» **Sobre a tarefa**
Liste todas as pessoas citadas pelo nome no texto sobre a participação de crianças e adolescentes.

» **Texto para leitura**
┄┄┄┄┄┄

Os dois são alunos da Marista Escola Social Santa Mônica, na cidade de Ponta Grossa (PR), e participam de todas as discussões sobre a escola e a comunidade onde vivem. Felipe faz parte do Clube de Direitos Humanos da escola e já foi chamado, assim como Lorena, para discutir em fóruns como o VIII Seminário Estadual da Criança e do Adolescente do Paraná, realizado em outubro. “Participar é expor a opinião, o posicionamento. É colocar o que acha para ser ouvido, falar o que é de acordo com seu jeito, estar junto a outras pessoas e argumentar sobre aquilo que importa. A participação do adulto é importante, mas ele também muda sua visão ouvindo um jovem que mostra a realidade do que ele está vivenciando”, explica Felipe.

Transparência

Para que crianças e adolescentes se sintam estimulados a participar, os fóruns de discussão devem ter uma linguagem amigável e inclusiva – lembrando que eles se comunicam prioritariamente pelas redes sociais – e trazer para as discussões formas próprias de interagir. “É muito comum ouvir que crianças e adolescentes ´são o futuro da sociedade´ e isso, de certa forma, é um problema porque, quando dizemos que são o futuro, significa que não estamos os enxergando como presente. Quando se discute políticas públicas que incluem esse grupo, não estamos discutindo o futuro, mas sim, o hoje. Por isso, precisamos que esses sujeitos de direito, ou seja, crianças e adolescentes, consigam participar da elaboração e controle social dessas políticas públicas”, defende Olavo. Dentre os fóruns, estão os conselhos de direitos das crianças e adolescentes que existem nos municípios, estados, além do conselho nacional.

┄┄┄┄┄┄

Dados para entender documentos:
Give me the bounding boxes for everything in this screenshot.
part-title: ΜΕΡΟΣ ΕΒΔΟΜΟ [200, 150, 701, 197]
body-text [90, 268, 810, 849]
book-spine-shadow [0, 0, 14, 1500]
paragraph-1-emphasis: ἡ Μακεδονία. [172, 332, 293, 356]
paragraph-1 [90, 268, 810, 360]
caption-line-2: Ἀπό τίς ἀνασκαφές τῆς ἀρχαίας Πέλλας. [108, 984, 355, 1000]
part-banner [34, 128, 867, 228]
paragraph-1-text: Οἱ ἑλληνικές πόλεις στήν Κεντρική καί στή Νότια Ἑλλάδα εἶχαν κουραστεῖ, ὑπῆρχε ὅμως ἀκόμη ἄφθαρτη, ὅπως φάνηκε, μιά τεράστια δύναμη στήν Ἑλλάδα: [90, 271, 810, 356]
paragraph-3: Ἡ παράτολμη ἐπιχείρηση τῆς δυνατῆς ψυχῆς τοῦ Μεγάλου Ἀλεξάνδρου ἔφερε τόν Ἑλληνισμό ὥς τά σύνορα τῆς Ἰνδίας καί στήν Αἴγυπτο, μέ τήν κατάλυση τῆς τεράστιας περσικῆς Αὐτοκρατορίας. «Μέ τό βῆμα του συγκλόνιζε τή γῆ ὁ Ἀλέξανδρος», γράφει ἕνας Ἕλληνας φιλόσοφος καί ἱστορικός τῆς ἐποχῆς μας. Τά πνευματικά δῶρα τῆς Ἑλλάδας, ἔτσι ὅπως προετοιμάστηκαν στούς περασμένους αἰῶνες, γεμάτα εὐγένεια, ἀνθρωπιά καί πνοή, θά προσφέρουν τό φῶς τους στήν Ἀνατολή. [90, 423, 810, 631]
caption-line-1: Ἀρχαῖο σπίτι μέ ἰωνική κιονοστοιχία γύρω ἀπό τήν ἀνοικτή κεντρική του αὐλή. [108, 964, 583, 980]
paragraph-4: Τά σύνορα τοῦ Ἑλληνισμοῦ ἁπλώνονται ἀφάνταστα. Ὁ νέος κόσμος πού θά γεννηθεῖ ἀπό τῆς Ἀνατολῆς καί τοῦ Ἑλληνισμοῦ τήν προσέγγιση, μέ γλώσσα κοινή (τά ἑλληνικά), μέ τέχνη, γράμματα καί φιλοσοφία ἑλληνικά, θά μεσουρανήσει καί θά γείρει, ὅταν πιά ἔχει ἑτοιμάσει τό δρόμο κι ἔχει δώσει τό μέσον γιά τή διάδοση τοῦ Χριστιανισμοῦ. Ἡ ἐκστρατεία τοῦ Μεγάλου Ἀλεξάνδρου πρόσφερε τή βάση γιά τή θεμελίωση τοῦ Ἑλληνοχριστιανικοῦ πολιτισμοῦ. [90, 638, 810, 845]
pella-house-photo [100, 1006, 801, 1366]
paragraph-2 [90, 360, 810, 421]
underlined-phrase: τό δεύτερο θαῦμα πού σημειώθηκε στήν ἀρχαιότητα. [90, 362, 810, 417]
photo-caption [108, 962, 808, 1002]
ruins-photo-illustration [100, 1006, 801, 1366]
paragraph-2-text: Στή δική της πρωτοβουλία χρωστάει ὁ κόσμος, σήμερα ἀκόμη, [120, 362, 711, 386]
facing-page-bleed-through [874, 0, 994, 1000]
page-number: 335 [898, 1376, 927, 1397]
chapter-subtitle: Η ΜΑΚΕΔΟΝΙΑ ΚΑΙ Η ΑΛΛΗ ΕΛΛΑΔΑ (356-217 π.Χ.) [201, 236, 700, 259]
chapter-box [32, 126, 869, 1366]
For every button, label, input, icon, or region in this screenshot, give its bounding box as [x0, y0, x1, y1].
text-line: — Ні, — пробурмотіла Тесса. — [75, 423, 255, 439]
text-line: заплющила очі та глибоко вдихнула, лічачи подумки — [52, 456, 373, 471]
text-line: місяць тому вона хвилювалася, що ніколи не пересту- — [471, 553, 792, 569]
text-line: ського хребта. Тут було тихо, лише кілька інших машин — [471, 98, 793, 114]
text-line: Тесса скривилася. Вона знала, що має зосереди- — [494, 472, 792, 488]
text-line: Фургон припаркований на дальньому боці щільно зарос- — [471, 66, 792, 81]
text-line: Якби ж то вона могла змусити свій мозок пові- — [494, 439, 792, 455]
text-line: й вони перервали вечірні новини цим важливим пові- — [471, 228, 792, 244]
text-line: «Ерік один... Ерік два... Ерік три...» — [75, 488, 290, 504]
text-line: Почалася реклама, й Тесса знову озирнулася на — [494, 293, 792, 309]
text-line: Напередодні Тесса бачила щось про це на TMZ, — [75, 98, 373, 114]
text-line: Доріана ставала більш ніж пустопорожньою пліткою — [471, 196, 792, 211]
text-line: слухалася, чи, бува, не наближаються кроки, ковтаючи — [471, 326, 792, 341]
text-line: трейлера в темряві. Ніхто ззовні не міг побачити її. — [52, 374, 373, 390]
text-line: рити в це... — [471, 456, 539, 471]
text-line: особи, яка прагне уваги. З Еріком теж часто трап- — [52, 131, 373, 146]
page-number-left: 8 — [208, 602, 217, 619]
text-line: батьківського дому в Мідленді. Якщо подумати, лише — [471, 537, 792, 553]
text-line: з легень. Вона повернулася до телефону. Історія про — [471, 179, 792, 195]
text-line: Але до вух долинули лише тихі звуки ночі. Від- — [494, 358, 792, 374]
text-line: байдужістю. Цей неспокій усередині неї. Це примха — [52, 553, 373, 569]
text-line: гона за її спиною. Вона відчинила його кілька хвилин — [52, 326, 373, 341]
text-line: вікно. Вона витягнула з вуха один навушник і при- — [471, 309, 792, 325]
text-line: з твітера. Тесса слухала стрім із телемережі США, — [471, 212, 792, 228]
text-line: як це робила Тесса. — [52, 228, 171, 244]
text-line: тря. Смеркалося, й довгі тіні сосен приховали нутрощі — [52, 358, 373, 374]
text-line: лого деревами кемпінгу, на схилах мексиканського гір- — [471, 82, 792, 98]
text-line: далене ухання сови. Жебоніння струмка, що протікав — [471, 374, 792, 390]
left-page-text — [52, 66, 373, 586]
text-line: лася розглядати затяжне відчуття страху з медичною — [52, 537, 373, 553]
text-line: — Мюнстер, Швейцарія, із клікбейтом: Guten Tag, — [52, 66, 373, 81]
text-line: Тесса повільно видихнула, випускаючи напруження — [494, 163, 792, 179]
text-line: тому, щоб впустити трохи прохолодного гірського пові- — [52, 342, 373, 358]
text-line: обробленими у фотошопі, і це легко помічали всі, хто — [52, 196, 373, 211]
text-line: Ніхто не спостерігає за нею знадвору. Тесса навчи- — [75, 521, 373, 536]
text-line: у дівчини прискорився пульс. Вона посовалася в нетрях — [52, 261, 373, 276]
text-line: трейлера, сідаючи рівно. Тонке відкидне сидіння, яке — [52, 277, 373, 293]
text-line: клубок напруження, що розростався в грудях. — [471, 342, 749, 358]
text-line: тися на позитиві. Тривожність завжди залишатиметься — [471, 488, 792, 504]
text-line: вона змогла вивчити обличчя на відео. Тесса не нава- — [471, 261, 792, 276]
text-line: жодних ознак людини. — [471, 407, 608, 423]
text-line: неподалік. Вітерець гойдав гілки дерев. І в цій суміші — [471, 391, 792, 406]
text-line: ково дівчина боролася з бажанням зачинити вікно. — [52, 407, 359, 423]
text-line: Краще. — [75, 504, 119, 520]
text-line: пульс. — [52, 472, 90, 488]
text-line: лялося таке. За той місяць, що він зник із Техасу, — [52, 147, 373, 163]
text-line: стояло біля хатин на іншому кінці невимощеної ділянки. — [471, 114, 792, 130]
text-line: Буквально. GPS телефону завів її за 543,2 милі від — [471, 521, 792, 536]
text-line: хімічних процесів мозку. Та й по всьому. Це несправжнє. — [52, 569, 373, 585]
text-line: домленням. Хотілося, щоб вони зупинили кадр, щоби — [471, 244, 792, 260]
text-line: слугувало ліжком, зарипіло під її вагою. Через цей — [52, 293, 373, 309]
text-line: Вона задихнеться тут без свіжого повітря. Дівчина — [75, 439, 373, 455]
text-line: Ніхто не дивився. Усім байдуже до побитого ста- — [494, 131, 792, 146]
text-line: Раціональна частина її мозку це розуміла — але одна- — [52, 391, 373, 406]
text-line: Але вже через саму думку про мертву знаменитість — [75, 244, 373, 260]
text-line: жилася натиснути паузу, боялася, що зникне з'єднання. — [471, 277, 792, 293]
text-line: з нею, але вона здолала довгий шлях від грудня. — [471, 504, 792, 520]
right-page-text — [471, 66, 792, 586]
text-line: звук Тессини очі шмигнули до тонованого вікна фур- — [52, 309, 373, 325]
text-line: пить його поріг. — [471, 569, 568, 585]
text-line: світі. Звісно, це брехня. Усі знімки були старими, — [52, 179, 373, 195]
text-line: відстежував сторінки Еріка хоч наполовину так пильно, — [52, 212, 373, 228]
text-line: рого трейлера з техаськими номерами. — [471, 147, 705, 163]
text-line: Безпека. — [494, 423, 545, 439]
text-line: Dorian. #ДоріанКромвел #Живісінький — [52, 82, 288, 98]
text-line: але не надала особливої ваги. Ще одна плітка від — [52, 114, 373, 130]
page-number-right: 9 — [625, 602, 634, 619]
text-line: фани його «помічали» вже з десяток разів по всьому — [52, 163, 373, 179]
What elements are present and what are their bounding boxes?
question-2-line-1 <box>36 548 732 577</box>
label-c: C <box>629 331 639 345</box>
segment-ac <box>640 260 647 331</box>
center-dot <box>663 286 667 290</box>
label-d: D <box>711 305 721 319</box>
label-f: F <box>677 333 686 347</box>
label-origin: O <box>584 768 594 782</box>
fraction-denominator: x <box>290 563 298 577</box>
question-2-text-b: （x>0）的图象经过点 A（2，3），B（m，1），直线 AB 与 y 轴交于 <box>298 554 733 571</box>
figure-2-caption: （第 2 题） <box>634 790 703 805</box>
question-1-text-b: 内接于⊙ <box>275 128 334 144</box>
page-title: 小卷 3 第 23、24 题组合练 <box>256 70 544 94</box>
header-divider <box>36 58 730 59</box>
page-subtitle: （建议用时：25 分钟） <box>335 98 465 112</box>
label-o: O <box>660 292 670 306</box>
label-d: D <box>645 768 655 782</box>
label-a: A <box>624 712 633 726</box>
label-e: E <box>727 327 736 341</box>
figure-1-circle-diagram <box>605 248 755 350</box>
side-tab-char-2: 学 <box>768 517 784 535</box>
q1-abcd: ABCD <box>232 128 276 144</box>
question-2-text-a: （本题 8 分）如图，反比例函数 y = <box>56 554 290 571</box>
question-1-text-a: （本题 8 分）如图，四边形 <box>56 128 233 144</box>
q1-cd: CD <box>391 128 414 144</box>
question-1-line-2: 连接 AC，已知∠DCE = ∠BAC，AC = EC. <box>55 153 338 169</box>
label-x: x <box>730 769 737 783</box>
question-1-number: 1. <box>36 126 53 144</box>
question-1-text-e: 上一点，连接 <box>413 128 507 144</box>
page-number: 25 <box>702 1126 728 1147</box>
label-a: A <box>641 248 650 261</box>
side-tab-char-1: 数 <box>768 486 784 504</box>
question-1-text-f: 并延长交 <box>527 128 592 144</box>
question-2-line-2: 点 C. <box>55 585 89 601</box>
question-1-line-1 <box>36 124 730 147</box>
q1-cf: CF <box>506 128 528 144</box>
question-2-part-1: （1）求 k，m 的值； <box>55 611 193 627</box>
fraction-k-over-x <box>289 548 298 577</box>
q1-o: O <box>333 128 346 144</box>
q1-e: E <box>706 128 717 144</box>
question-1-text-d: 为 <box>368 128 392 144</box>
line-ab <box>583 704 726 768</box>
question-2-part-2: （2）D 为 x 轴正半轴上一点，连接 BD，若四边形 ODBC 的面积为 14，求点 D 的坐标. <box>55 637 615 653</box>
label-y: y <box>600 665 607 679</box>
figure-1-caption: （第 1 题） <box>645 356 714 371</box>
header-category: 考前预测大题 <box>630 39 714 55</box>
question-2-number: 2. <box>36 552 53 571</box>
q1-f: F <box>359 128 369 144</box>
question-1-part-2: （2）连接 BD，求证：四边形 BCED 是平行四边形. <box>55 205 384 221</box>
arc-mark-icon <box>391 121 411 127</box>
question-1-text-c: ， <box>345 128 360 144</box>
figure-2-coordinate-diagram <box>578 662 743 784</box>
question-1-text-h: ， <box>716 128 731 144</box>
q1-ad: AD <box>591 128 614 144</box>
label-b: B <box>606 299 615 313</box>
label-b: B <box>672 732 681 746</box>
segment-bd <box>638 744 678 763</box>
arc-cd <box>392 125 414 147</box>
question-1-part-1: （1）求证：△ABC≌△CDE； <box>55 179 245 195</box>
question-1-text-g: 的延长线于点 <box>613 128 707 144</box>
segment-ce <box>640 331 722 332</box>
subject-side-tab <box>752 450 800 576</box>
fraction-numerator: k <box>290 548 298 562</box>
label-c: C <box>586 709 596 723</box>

┄┄┄┄┄┄

» **Resposta da tarefa**
Felipe, Lorena, Olavo